* Aufgabe 1
Wie lautet der Satz „Der Kunde kann die komplette Prozesskette hautnah erleben und testen.“ aus der Quelle auf Englisch?
* Aufgabe 2
Gib den Abschnitt der Quelle zwischen „Technologisch hat sich“ und „Wirtschaftlichkeit immens erhöht.“ einschließlich wortgetreu wieder.
* Aufgabe 3
Beantworte anhand der Quelle:
(a) Wie viele eigene Servicemitarbeiter hat die Serviceorganisation?
(b) Wo können am TC Stockerau Kunden- und Mitarbeiterschulungen stattfinden?
(c) Welche Transformation wird durch Prozessintegration, Automation und Digitale Transformation (DX) vorangetrieben?

===== Quelle =====

Das Tech-Center Stockerau hat sich speziell zur Drehscheibe für Klein- und Mittelunternehmen in Ost-, Mitte- und Südösterreich etabliert. Hier sind wir nahe bei den Kunden und können unsere Machining Transformation (MX) ganzheitlich abbilden. Der Kunde kann die komplette Prozesskette hautnah erleben und testen. Ebenso sind unsere wichtigsten DMQP-Partner (wie Schunk, Fuchs, Haimer, SMW, Walter, Hainbuchmit vertreten. Weiters gibt es am TC Stockerau eine eigene DMG Mori Academy, wo sowohl Kunden- als auch Mitarbeiterschulungen stattfinden können. Dadurch entfallen unnötige Reisekosten und die Zeitaufwände werden reduziert.

Wenn wir auf die 20 Jahre zurückblicken, gab es ja zahlreiche Auf und Abs. Was sind Ihre persönlichen Highlights?

Es ist tatsächlich viel passiert, aber ich bin ein Mensch, der sich immer am Positiven orientiert und Negatives rasch wieder vergisst. Krisen habe ich privat wie geschäftlich stets als Chance gesehen und ging immer gestärkt aus diesen hervor. Mein größtes Highlight ist definitiv, dass ich es geschafft habe, ein derart tolles und loyales Team in Österreich aufzubauen. Wir unterstützen und respektieren uns alle gegenseitig, das macht uns erfolgreich. Besonders stolz bin ich zudem auf meine starke Serviceorganisation mit über 40 eigenen Servicemitarbeitern. Es war ein hartes Stück Arbeit, diese aufzubauen. Hier gilt ein großer Dank meinem Serviceleiter Clemens Walenta und dem Teamleiter Service Operative Hannes Messner – sie leisten mit dem gesamten Team tagtäglich hervorragende Arbeit.

Technologisch hat sich bei DMG Mori in den zwei Jahrzehnten viel verändert – wie ist die aktuelle Ausrichtung im Konzern?

Mit unserer Machining Transformation (MX), was bedeutet, dass wir durch Prozessintegration, Automation und Digitale Transformation (DX) die Grüne Transformation (GX) vorantreiben, sehen wir uns als den Modernisierungspartner unserer Kunden. Wir helfen ihnen dabei, ihre Wettbewerbsfähigkeit aufrechtzuerhalten oder weiter auszubauen und zeigen ihnen vor allem, wie sie durch die Erhöhung ihrer Wirtschaftlichkeit mehr Geld verdienen können. Zudem fokussieren wir nach wie vor die Inhouse-Fertigung, werden dadurch unabhängiger und können unsere Produktqualität maßgeblich beeinflussen. Werks- und auch technologieübergreifend bauen wir unsere Maschinen aus unseren Baukastensystemen, was die Wirtschaftlichkeit immens erhöht.

Welchen Stellenwert hat eigentlich Österreich im Konzern?

===== Aufgeführtes Material =====

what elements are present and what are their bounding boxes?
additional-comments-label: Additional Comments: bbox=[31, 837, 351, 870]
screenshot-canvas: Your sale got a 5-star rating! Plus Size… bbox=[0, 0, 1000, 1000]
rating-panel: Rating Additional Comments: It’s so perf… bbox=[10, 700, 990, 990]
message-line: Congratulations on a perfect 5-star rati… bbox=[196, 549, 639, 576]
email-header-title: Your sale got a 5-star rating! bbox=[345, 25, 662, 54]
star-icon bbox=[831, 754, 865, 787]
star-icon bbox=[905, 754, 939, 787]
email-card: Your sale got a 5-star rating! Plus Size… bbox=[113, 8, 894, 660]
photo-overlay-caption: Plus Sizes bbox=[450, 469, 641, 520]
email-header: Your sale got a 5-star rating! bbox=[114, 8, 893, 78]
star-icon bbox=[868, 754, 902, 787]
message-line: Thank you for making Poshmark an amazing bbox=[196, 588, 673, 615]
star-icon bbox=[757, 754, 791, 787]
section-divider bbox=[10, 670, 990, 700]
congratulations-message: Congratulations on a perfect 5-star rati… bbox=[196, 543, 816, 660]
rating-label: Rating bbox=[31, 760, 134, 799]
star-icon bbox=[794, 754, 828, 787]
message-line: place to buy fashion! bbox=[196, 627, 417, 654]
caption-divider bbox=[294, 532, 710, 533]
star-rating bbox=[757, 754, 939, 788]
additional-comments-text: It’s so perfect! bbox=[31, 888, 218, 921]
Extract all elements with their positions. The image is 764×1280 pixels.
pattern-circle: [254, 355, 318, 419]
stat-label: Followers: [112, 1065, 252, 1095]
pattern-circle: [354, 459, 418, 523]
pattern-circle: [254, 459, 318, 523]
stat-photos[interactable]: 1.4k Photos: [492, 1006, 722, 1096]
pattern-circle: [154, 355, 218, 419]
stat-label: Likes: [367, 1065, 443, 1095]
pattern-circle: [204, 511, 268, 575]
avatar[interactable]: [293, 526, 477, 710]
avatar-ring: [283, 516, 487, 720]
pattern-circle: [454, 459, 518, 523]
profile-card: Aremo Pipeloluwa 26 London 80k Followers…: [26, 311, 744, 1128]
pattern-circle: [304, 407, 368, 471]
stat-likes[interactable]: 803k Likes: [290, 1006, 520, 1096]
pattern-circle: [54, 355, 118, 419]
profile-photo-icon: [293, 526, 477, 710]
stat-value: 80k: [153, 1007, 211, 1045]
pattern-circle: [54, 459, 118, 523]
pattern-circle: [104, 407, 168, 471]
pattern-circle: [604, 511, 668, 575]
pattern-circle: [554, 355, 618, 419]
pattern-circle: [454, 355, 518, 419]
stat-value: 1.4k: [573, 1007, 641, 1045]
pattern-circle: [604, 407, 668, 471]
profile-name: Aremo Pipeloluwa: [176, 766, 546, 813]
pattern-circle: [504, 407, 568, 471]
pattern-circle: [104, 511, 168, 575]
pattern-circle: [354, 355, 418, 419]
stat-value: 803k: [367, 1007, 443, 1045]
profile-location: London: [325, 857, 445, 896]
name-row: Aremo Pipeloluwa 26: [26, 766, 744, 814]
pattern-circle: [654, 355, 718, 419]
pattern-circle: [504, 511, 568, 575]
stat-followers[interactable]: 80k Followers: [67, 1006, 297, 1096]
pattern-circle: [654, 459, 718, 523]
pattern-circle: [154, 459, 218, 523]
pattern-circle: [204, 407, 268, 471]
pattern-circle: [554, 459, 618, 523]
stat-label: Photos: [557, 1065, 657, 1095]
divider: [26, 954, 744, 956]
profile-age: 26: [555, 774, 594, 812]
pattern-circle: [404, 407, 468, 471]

=====

* Lösung 1
The customer can experience and test the entire process chain up close.

* Lösung 2
Technologisch hat sich bei DMG Mori in den zwei Jahrzehnten viel verändert – wie ist die aktuelle Ausrichtung im Konzern?

Mit unserer Machining Transformation (MX), was bedeutet, dass wir durch Prozessintegration, Automation und Digitale Transformation (DX) die Grüne Transformation (GX) vorantreiben, sehen wir uns als den Modernisierungspartner unserer Kunden. Wir helfen ihnen dabei, ihre Wettbewerbsfähigkeit aufrechtzuerhalten oder weiter auszubauen und zeigen ihnen vor allem, wie sie durch die Erhöhung ihrer Wirtschaftlichkeit mehr Geld verdienen können. Zudem fokussieren wir nach wie vor die Inhouse-Fertigung, werden dadurch unabhängiger und können unsere Produktqualität maßgeblich beeinflussen. Werks- und auch technologieübergreifend bauen wir unsere Maschinen aus unseren Baukastensystemen, was die Wirtschaftlichkeit immens erhöht.

* Lösung 3
(a) Über 40.
(b) In einer eigenen DMG Mori Academy.
(c) Die Grüne Transformation (GX).